Wherever the word "建筑施工中混凝土出现裂缝的原因及预防措施" appears in the entries, copy the whole line.

Items listed in a dataset:
BEGIN
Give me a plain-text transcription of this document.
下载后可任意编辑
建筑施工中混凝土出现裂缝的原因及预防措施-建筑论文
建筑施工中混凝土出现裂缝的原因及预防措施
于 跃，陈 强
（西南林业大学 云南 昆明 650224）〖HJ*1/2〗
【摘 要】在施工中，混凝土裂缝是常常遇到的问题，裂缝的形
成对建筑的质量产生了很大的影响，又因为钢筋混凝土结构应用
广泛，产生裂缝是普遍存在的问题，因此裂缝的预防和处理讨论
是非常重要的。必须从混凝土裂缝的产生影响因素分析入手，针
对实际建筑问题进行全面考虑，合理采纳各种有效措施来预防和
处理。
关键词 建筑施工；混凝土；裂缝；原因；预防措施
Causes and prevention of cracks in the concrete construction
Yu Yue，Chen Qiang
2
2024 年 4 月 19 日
END
TASK ANSWER |
建筑施工中混凝土出现裂缝的原因及预防措施-建筑论文
建筑施工中混凝土出现裂缝的原因及预防措施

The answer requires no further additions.